Prompt
In the data below, find every line that has the string "temperature", and copy it.

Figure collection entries
- - -

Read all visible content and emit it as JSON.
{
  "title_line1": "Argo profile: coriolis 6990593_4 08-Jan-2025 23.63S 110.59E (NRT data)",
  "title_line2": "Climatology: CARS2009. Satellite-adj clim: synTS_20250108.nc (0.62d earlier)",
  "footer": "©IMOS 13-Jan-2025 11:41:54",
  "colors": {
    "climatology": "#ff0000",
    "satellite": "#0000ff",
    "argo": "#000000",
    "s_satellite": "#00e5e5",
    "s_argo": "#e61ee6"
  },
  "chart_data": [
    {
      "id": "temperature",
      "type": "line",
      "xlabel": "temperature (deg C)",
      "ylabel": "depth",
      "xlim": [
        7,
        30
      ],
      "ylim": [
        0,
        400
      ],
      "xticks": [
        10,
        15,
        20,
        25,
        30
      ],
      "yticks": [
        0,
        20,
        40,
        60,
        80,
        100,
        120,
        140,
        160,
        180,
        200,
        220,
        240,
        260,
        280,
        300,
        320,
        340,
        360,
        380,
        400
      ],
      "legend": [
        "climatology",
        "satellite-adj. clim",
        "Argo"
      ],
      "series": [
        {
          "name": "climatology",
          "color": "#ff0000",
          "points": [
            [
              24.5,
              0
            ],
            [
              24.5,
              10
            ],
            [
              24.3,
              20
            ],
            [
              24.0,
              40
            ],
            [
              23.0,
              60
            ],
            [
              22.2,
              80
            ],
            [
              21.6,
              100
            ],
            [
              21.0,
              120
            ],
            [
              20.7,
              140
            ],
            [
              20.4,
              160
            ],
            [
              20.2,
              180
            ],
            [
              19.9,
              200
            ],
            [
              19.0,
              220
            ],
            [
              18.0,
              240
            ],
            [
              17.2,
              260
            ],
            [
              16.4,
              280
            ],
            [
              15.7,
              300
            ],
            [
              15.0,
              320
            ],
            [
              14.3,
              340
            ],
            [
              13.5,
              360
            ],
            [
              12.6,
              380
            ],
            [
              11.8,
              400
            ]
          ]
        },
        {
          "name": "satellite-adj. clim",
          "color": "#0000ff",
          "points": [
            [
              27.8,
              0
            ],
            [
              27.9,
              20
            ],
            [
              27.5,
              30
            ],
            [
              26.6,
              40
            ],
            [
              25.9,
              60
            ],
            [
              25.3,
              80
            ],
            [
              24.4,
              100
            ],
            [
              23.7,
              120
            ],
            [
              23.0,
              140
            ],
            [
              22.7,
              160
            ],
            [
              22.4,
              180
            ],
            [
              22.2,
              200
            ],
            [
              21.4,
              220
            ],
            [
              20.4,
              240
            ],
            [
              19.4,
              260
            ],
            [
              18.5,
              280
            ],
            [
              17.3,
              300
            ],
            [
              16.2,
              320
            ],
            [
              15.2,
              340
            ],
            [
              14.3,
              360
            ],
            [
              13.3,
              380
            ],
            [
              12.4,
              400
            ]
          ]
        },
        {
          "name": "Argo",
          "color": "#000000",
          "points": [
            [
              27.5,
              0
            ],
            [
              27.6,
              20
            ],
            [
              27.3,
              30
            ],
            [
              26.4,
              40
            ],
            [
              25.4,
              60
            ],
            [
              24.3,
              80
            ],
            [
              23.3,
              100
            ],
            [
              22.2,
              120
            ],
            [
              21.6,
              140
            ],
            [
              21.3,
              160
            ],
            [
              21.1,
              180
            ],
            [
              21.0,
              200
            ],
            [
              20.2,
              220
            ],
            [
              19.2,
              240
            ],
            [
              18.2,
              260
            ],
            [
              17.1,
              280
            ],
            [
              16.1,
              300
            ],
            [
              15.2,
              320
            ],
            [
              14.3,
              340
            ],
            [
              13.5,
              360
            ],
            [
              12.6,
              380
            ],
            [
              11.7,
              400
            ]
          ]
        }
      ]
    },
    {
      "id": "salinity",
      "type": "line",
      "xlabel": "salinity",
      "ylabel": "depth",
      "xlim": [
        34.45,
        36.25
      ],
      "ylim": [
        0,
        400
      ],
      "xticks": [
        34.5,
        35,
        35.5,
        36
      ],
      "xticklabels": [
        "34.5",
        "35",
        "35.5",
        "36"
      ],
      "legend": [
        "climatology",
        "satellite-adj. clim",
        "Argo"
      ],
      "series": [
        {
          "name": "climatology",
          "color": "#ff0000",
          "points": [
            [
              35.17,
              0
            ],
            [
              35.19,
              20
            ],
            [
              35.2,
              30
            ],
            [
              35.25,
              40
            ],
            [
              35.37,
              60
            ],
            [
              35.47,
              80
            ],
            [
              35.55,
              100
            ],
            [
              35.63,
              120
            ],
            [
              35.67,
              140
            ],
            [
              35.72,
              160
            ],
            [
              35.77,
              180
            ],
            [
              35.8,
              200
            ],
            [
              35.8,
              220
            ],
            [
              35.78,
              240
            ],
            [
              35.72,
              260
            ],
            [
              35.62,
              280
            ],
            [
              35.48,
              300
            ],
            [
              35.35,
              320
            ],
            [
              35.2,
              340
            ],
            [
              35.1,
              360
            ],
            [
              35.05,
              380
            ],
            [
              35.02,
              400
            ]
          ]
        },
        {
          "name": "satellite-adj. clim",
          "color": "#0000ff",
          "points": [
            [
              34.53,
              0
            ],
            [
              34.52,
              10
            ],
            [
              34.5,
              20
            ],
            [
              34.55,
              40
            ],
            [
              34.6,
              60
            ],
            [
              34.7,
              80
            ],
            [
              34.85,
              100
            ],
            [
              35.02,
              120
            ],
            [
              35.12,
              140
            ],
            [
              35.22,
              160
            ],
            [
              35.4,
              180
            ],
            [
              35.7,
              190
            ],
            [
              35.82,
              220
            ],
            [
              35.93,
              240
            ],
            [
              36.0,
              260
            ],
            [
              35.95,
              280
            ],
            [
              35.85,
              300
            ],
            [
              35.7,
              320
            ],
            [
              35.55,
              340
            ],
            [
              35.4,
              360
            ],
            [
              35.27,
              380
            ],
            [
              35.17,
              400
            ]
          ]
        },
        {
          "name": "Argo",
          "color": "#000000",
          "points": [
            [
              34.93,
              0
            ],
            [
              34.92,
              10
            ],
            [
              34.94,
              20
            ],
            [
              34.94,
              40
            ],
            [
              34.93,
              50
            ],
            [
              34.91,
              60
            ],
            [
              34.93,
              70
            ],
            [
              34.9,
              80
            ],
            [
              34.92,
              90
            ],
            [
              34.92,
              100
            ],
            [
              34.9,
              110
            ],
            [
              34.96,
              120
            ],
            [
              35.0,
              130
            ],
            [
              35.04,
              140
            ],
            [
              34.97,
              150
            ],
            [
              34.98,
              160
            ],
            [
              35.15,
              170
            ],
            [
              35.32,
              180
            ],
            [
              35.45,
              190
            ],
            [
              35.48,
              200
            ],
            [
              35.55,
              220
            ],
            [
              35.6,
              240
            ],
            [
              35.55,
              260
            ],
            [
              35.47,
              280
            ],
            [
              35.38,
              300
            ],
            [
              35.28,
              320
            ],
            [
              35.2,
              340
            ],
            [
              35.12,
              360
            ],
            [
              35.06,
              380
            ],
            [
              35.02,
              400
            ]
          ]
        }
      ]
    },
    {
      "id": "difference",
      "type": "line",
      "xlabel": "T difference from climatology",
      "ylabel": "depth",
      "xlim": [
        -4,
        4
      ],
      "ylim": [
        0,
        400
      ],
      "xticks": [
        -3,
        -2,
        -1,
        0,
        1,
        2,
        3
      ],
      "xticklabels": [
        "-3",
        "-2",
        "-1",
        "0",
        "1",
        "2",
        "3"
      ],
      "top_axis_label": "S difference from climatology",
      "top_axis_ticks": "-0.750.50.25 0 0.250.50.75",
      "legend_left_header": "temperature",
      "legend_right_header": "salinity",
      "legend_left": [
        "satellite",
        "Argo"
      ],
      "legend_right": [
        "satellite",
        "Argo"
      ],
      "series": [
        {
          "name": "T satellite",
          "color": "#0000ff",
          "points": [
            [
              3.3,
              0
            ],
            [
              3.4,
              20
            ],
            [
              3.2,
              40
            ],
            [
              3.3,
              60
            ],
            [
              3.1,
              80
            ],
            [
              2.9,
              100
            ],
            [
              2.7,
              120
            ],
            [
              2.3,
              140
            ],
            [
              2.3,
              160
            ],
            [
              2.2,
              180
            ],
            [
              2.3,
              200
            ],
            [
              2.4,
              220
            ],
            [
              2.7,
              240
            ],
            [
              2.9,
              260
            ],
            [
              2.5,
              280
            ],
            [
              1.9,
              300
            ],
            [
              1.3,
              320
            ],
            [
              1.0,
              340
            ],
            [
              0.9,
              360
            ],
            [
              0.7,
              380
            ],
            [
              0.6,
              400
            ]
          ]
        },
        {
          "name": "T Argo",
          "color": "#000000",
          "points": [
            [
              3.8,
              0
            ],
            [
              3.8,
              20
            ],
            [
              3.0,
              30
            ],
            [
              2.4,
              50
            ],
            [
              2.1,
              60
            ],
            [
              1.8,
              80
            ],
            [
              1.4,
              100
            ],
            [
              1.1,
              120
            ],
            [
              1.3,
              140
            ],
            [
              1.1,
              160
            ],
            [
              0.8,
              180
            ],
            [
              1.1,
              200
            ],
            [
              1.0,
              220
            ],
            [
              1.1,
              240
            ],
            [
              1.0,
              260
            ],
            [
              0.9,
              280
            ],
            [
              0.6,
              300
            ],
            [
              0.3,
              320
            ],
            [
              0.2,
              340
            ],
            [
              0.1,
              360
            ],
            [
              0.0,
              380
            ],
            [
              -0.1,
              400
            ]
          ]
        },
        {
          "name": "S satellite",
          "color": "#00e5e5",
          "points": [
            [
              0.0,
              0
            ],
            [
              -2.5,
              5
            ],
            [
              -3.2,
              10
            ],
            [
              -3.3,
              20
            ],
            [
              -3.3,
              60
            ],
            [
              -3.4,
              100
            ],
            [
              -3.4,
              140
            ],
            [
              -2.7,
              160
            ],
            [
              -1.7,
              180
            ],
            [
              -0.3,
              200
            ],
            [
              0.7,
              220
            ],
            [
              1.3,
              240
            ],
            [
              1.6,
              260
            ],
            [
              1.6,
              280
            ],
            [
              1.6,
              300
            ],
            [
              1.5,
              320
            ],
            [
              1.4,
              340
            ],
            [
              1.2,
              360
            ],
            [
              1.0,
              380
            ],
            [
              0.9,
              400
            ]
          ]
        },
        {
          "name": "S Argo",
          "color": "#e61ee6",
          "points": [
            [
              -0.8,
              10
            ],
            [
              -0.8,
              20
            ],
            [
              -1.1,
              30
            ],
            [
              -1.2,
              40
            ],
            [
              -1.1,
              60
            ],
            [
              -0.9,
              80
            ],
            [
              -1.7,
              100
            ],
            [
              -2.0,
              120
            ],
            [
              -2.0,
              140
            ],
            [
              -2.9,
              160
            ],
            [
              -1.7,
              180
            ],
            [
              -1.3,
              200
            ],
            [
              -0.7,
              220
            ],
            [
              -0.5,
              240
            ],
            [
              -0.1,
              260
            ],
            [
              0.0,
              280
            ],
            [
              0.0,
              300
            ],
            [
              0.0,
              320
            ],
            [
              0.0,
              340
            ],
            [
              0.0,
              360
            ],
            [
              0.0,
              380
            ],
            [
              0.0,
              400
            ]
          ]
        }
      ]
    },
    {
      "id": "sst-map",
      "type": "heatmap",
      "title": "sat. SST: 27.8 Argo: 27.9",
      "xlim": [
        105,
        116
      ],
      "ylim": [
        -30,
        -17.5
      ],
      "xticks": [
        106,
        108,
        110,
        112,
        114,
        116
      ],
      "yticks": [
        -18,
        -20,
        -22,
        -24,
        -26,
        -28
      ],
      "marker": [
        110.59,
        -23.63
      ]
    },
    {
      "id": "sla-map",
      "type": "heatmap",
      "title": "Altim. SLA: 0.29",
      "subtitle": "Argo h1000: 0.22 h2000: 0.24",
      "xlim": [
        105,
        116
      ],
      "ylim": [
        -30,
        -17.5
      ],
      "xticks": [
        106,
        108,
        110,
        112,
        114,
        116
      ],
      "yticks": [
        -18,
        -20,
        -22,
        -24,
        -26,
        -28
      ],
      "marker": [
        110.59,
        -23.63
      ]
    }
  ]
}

- - -

Result for this task
      "id": "temperature",
      "xlabel": "temperature (deg C)",
      "legend_left_header": "temperature",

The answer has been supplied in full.